◆ **Requirement**
Please find every line of the material below that contains the string "heading" and copy each one. Case counts.
━━━━━━━━━━━━━━━━━━━━━━━━━━━━━━
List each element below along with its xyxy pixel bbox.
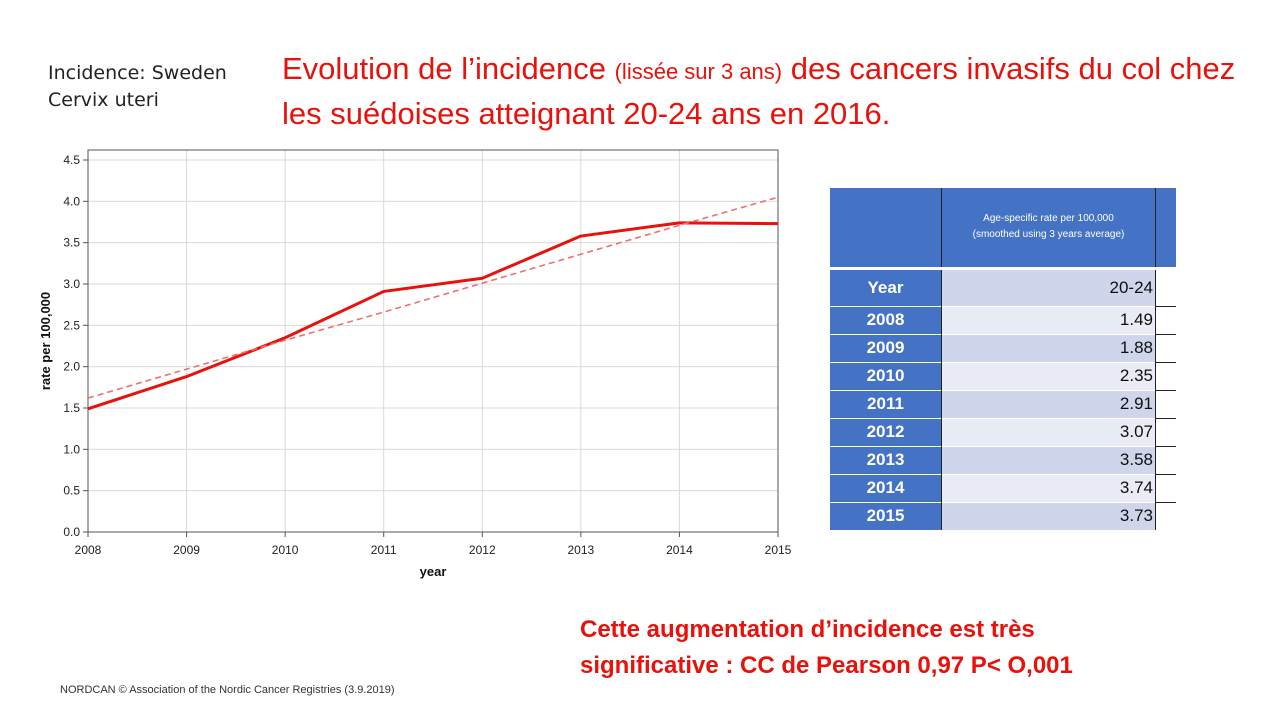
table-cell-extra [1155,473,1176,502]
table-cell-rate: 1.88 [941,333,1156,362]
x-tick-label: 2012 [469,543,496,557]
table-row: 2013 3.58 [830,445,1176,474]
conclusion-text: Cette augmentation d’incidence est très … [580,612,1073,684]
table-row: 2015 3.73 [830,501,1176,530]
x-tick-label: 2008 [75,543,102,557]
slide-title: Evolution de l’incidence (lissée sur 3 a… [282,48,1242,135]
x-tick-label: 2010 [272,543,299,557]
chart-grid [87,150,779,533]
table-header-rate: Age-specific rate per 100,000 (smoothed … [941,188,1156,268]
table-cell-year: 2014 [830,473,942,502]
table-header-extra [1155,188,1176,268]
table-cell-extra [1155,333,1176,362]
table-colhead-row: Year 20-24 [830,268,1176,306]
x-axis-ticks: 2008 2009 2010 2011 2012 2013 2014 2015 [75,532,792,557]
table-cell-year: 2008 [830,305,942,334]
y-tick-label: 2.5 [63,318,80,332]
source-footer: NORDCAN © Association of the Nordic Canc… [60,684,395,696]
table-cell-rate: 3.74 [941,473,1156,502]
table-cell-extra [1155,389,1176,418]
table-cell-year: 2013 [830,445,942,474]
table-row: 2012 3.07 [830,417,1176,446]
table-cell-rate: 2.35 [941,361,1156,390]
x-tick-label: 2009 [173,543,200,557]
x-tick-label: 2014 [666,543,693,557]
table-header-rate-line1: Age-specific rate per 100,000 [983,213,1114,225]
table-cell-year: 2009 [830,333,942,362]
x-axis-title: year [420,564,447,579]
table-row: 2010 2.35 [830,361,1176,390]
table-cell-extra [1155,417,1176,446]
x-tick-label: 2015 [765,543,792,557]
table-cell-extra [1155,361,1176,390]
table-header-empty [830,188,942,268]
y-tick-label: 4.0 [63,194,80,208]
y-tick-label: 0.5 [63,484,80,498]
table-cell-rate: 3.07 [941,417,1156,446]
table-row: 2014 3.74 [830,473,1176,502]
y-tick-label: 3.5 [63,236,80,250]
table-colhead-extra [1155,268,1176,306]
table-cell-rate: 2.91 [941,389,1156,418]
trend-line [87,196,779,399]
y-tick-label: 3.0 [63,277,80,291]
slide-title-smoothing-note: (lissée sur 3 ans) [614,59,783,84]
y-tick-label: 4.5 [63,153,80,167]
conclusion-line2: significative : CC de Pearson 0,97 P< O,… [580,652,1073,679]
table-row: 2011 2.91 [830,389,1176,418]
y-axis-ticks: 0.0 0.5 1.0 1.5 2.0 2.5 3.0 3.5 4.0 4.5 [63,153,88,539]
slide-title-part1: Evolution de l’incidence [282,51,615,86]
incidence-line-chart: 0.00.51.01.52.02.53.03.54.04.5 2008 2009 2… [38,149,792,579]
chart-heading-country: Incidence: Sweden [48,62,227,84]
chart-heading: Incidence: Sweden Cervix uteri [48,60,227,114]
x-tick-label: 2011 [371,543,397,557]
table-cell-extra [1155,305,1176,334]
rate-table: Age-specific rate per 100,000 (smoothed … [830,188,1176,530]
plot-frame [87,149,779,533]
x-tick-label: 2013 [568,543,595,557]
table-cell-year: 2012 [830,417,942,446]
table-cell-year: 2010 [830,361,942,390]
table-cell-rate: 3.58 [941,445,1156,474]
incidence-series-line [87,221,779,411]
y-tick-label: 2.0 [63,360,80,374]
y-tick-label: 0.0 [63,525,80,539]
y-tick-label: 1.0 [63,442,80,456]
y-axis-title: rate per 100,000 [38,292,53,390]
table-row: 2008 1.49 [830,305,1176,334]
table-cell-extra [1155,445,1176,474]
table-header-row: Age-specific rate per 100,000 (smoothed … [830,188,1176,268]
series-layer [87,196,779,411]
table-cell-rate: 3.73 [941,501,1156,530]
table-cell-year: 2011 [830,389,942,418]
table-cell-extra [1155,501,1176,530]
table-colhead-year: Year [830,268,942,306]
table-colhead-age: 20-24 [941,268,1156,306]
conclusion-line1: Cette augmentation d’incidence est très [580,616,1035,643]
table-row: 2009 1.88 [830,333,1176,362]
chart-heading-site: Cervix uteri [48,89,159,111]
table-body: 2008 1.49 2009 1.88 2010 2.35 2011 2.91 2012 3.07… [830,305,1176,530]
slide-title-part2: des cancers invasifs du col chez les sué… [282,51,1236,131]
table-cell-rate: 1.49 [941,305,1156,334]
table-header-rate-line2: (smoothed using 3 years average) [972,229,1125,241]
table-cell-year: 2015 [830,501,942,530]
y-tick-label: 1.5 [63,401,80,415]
━━━━━━━━━━━━━━━━━━━━━━━━━━━━━━
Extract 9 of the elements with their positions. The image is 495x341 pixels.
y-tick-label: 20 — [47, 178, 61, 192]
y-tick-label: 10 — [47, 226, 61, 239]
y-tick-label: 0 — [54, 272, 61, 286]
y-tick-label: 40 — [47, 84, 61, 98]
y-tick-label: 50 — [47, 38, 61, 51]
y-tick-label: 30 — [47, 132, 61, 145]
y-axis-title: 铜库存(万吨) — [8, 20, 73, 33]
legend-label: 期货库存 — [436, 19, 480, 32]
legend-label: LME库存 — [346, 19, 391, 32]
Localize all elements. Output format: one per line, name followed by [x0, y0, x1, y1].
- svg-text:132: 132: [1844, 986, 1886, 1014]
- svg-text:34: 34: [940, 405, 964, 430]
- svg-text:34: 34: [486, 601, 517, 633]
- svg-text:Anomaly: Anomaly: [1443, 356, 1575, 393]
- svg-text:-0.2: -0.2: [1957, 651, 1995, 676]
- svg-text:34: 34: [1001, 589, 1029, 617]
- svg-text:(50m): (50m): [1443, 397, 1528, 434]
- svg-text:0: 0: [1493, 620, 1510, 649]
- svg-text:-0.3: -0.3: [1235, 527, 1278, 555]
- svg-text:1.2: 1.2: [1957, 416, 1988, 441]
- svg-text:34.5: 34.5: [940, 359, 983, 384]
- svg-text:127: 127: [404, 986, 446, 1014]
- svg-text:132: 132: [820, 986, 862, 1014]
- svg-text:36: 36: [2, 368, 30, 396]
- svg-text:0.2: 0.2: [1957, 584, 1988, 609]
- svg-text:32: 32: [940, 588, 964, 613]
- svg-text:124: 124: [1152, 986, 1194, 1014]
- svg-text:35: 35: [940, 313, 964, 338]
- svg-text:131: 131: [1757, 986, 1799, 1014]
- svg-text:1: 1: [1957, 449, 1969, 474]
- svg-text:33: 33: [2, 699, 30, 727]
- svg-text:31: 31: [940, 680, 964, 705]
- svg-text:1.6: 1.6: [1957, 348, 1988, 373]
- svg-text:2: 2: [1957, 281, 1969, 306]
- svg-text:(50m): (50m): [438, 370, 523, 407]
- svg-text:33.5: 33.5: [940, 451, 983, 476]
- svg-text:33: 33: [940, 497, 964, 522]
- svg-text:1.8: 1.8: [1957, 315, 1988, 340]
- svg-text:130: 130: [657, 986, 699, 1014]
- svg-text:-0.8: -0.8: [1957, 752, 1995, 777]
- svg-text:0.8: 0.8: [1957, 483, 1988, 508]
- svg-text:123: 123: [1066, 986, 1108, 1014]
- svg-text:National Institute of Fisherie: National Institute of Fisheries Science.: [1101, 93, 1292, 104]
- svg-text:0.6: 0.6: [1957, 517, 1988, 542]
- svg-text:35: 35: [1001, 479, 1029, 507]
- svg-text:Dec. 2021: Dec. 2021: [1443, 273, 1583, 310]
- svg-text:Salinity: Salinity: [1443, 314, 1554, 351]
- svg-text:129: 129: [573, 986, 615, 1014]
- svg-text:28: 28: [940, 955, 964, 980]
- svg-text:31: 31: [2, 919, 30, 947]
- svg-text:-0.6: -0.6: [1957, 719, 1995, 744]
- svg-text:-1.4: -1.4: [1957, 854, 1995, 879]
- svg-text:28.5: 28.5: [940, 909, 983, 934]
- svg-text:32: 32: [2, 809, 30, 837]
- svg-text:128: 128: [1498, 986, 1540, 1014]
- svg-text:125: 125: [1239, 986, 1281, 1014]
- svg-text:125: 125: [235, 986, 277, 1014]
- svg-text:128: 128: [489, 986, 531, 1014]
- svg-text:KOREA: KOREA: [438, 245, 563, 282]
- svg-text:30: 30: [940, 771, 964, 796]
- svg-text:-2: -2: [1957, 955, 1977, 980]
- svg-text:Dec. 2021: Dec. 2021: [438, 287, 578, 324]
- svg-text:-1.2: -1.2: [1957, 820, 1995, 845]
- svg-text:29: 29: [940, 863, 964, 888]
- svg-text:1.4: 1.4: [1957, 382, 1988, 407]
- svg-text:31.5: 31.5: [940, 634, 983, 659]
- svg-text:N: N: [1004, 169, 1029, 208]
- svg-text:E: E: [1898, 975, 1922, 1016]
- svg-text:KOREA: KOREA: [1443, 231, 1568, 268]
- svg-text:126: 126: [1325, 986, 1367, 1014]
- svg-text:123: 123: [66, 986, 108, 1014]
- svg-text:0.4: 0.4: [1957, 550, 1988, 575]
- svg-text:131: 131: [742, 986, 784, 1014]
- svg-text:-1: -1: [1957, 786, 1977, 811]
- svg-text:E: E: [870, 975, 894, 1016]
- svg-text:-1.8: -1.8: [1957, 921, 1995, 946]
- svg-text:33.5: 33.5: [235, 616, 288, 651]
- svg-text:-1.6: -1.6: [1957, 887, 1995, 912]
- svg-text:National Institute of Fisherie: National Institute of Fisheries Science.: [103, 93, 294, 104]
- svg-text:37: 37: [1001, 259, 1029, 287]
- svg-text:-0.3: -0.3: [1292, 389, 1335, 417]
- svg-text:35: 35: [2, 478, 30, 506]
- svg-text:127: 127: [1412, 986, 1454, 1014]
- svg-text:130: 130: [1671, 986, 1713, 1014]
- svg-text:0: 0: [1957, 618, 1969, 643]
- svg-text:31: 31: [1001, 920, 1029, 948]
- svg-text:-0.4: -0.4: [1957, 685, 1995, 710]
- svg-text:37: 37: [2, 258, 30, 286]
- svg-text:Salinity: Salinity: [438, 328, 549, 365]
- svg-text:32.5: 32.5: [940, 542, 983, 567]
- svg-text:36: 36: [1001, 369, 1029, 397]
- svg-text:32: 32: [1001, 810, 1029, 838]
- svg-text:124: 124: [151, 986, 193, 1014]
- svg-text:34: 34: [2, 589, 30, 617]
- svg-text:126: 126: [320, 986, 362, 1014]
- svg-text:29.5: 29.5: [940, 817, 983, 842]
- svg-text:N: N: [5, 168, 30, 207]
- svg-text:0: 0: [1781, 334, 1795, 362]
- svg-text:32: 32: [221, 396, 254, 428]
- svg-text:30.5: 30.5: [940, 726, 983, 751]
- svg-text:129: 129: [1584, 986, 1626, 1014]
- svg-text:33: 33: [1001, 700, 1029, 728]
━━━━━━━━━━━━━━━━━━━━━━━━━━━━━━
◆ **Solution**
chart-heading-country: Incidence: Sweden [48,62,227,84]
chart-heading: Incidence: Sweden Cervix uteri [48,60,227,114]
chart-heading-site: Cervix uteri [48,89,159,111]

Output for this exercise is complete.